Instructions to follow: Note how many lines hold the string "ROAD" and give that number without any other words.

Supplied data:
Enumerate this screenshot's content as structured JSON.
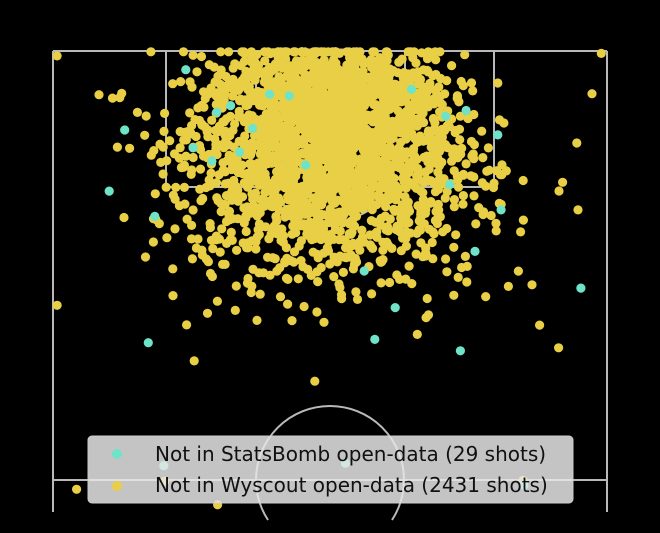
{
  "chart_data": {
    "type": "scatter",
    "title": "",
    "xlabel": "",
    "ylabel": "",
    "xlim": [
      0,
      68
    ],
    "ylim": [
      0,
      56.5
    ],
    "grid": false,
    "legend_position": "bottom-center",
    "colors": {
      "background": "#000000",
      "pitch_lines": "#b9b9b9",
      "legend_box": "#e6e6e6"
    },
    "series": [
      {
        "name": "Not in StatsBomb open-data (29 shots)",
        "color": "#6fe3c8",
        "points": [
          [
            21.8,
            49.8
          ],
          [
            16.3,
            54.2
          ],
          [
            22.9,
            44.1
          ],
          [
            50.7,
            49.2
          ],
          [
            54.6,
            46.2
          ],
          [
            6.9,
            39.3
          ],
          [
            51.8,
            31.9
          ],
          [
            11.7,
            20.7
          ],
          [
            50.0,
            19.7
          ],
          [
            64.8,
            27.4
          ],
          [
            48.7,
            40.1
          ],
          [
            17.2,
            44.6
          ],
          [
            38.2,
            29.5
          ],
          [
            31.0,
            42.5
          ],
          [
            24.5,
            47.0
          ],
          [
            20.1,
            49.0
          ],
          [
            12.5,
            36.2
          ],
          [
            55.0,
            37.0
          ],
          [
            42.0,
            25.0
          ],
          [
            29.0,
            51.0
          ],
          [
            57.8,
            3.2
          ],
          [
            35.9,
            5.9
          ],
          [
            13.6,
            5.6
          ],
          [
            19.5,
            43.0
          ],
          [
            48.2,
            48.5
          ],
          [
            44.0,
            51.8
          ],
          [
            26.6,
            51.2
          ],
          [
            8.8,
            46.8
          ],
          [
            39.5,
            21.1
          ]
        ]
      },
      {
        "name": "Not in Wyscout open-data (2431 shots)",
        "color": "#e8cf45",
        "points": "generated",
        "count": 2431
      }
    ]
  },
  "legend": {
    "items": [
      {
        "label": "Not in StatsBomb open-data (29 shots)",
        "color": "#6fe3c8"
      },
      {
        "label": "Not in Wyscout open-data (2431 shots)",
        "color": "#e8cf45"
      }
    ]
  }
}
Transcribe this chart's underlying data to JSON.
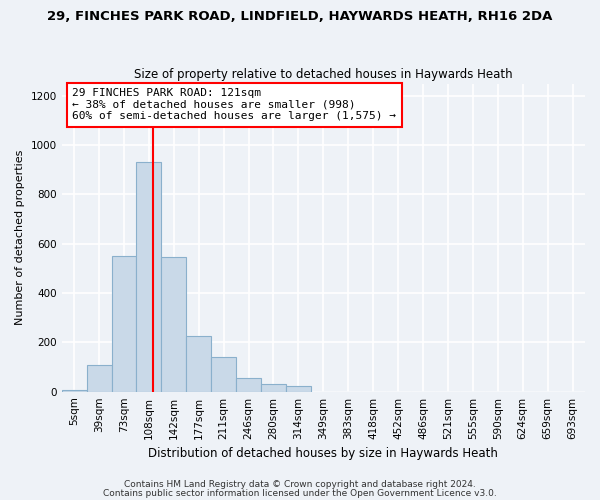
{
  "title1": "29, FINCHES PARK ROAD, LINDFIELD, HAYWARDS HEATH, RH16 2DA",
  "title2": "Size of property relative to detached houses in Haywards Heath",
  "xlabel": "Distribution of detached houses by size in Haywards Heath",
  "ylabel": "Number of detached properties",
  "bin_labels": [
    "5sqm",
    "39sqm",
    "73sqm",
    "108sqm",
    "142sqm",
    "177sqm",
    "211sqm",
    "246sqm",
    "280sqm",
    "314sqm",
    "349sqm",
    "383sqm",
    "418sqm",
    "452sqm",
    "486sqm",
    "521sqm",
    "555sqm",
    "590sqm",
    "624sqm",
    "659sqm",
    "693sqm"
  ],
  "bar_heights": [
    5,
    110,
    550,
    930,
    545,
    225,
    140,
    55,
    30,
    25,
    0,
    0,
    0,
    0,
    0,
    0,
    0,
    0,
    0,
    0,
    0
  ],
  "bar_color": "#c9d9e8",
  "bar_edge_color": "#8ab0cc",
  "annotation_text": "29 FINCHES PARK ROAD: 121sqm\n← 38% of detached houses are smaller (998)\n60% of semi-detached houses are larger (1,575) →",
  "annotation_box_color": "white",
  "annotation_box_edge_color": "red",
  "vline_color": "red",
  "vline_x": 3.15,
  "ylim": [
    0,
    1250
  ],
  "yticks": [
    0,
    200,
    400,
    600,
    800,
    1000,
    1200
  ],
  "footer1": "Contains HM Land Registry data © Crown copyright and database right 2024.",
  "footer2": "Contains public sector information licensed under the Open Government Licence v3.0.",
  "bg_color": "#eef2f7",
  "plot_bg_color": "#eef2f7",
  "grid_color": "white",
  "title1_fontsize": 9.5,
  "title2_fontsize": 8.5,
  "xlabel_fontsize": 8.5,
  "ylabel_fontsize": 8,
  "tick_fontsize": 7.5,
  "annot_fontsize": 8,
  "footer_fontsize": 6.5
}
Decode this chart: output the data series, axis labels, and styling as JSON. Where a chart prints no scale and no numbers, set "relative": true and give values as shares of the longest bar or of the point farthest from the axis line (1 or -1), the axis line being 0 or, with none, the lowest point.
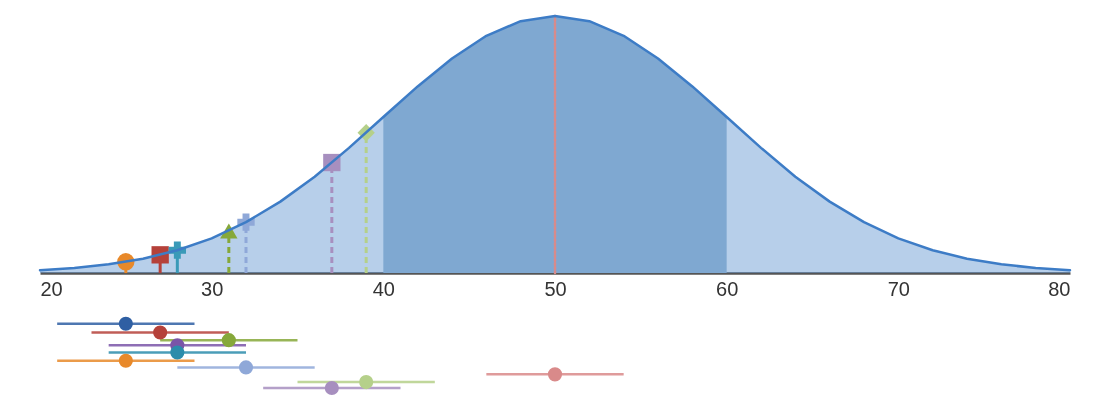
{
  "chart_data": {
    "type": "area",
    "relative": true,
    "xlim": [
      20,
      80
    ],
    "xticks": [
      20,
      30,
      40,
      50,
      60,
      70,
      80
    ],
    "grid": false,
    "series": [
      {
        "color": "#3d7cc6",
        "line_style": "solid",
        "x": [
          20,
          22,
          24,
          26,
          28,
          30,
          32,
          34,
          36,
          38,
          40,
          42,
          44,
          46,
          48,
          50,
          52,
          54,
          56,
          58,
          60,
          62,
          64,
          66,
          68,
          70,
          72,
          74,
          76,
          78,
          80
        ],
        "values": [
          0.011,
          0.02,
          0.034,
          0.056,
          0.089,
          0.135,
          0.198,
          0.278,
          0.375,
          0.487,
          0.607,
          0.726,
          0.835,
          0.923,
          0.98,
          1,
          0.98,
          0.923,
          0.835,
          0.726,
          0.607,
          0.487,
          0.375,
          0.278,
          0.198,
          0.135,
          0.089,
          0.056,
          0.034,
          0.02,
          0.011
        ]
      },
      {
        "color": "#7fa8d1",
        "x": [
          40,
          42,
          44,
          46,
          48,
          50,
          52,
          54,
          56,
          58,
          60
        ],
        "values": [
          0.607,
          0.726,
          0.835,
          0.923,
          0.98,
          1,
          0.98,
          0.923,
          0.835,
          0.726,
          0.607
        ]
      },
      {
        "type": "lollipop",
        "color": "#e8892a",
        "x": [
          25
        ],
        "values": [
          0.044
        ],
        "marker": "circle",
        "line_style": "solid"
      },
      {
        "type": "lollipop",
        "color": "#b5413a",
        "x": [
          27
        ],
        "values": [
          0.071
        ],
        "marker": "square",
        "line_style": "solid"
      },
      {
        "type": "lollipop",
        "color": "#3a9ab8",
        "x": [
          28
        ],
        "values": [
          0.089
        ],
        "marker": "cross",
        "line_style": "solid"
      },
      {
        "type": "lollipop",
        "color": "#86a83a",
        "x": [
          31
        ],
        "values": [
          0.164
        ],
        "marker": "triangle",
        "line_style": "dashed"
      },
      {
        "type": "lollipop",
        "color": "#8fa8d8",
        "x": [
          32
        ],
        "values": [
          0.198
        ],
        "marker": "cross",
        "line_style": "dashed"
      },
      {
        "type": "lollipop",
        "color": "#a78fbf",
        "x": [
          37
        ],
        "values": [
          0.43
        ],
        "marker": "square",
        "line_style": "dashed"
      },
      {
        "type": "lollipop",
        "color": "#b5d08a",
        "x": [
          39
        ],
        "values": [
          0.546
        ],
        "marker": "diamond",
        "line_style": "dashed"
      },
      {
        "type": "line",
        "color": "#d98a8a",
        "x": [
          50,
          50
        ],
        "values": [
          0,
          1
        ],
        "line_style": "dotted"
      },
      {
        "type": "scatter",
        "marker": "circle",
        "x": [
          25,
          27,
          31,
          28,
          28,
          25,
          32,
          50,
          39,
          37
        ],
        "values": [
          -0.197,
          -0.231,
          -0.261,
          -0.281,
          -0.309,
          -0.341,
          -0.367,
          -0.394,
          -0.424,
          -0.447
        ],
        "xerrors": [
          4,
          4,
          4,
          4,
          4,
          4,
          4,
          4,
          4,
          4
        ],
        "colors": [
          "#2f5fa3",
          "#b5413a",
          "#86a83a",
          "#7a55a8",
          "#2b8cab",
          "#e8892a",
          "#8fa8d8",
          "#d98a8a",
          "#b5d08a",
          "#a78fbf"
        ]
      }
    ]
  }
}
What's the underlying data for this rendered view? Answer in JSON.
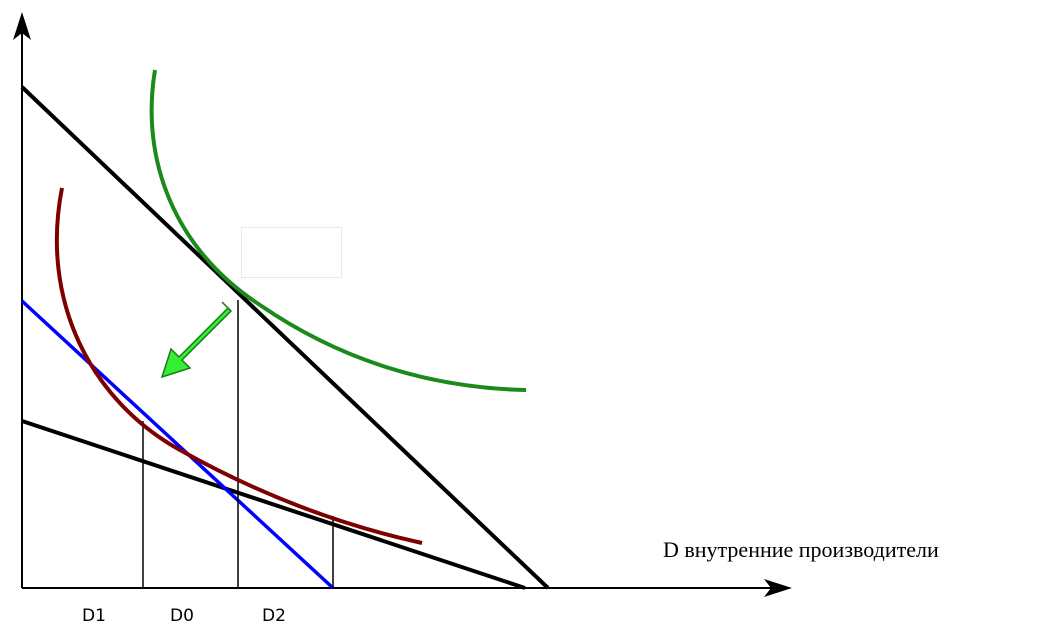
{
  "axes": {
    "x_label": "D внутренние производители"
  },
  "ticks": {
    "d1": "D1",
    "d0": "D0",
    "d2": "D2"
  },
  "colors": {
    "axis": "#000000",
    "budget_lines": "#000000",
    "indifference_high": "#1a8a1a",
    "indifference_low": "#7f0000",
    "shifted_budget": "#0000ff",
    "arrow_fill": "#33ee33",
    "arrow_stroke": "#1a7a1a"
  }
}
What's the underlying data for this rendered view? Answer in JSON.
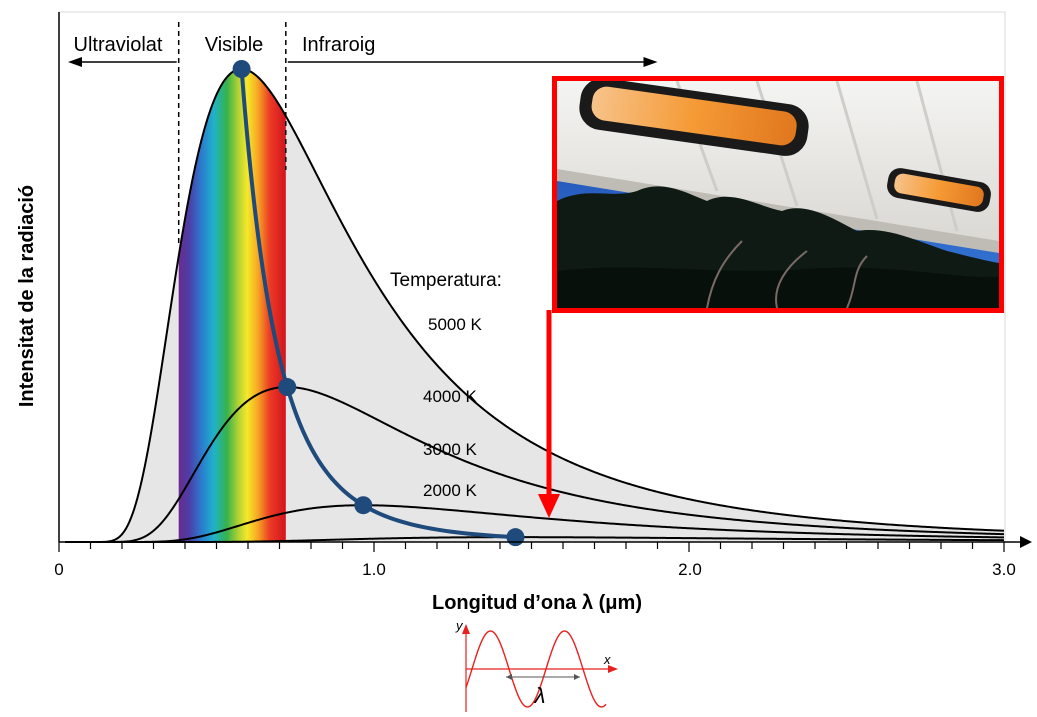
{
  "chart_data": {
    "type": "line",
    "title": "",
    "xlabel": "Longitud d’ona λ (μm)",
    "ylabel": "Intensitat de la radiació",
    "xlim": [
      0,
      3.0
    ],
    "x_ticks": [
      "0",
      "1.0",
      "2.0",
      "3.0"
    ],
    "regions": [
      {
        "label": "Ultraviolat",
        "x_range": [
          0,
          0.38
        ]
      },
      {
        "label": "Visible",
        "x_range": [
          0.38,
          0.72
        ]
      },
      {
        "label": "Infraroig",
        "x_range": [
          0.72,
          1.9
        ]
      }
    ],
    "legend_title": "Temperatura:",
    "series": [
      {
        "name": "5000 K",
        "temperature": 5000,
        "peak_x": 0.58
      },
      {
        "name": "4000 K",
        "temperature": 4000,
        "peak_x": 0.72
      },
      {
        "name": "3000 K",
        "temperature": 3000,
        "peak_x": 0.88
      },
      {
        "name": "2000 K",
        "temperature": 2000,
        "peak_x": 1.22
      }
    ],
    "wien_line_points_x": [
      0.58,
      0.72,
      0.88,
      1.22
    ],
    "colors": {
      "curves": "#000000",
      "area_fill": "#e6e6e6",
      "wien_line": "#1f4a7c",
      "photo_frame": "#ff0000",
      "wave": "#e8201e"
    }
  },
  "inset_wave": {
    "y_label": "y",
    "x_label": "x",
    "lambda_label": "λ"
  },
  "photo": {
    "description_icon": "patio-heater-photo"
  }
}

Written reply: 2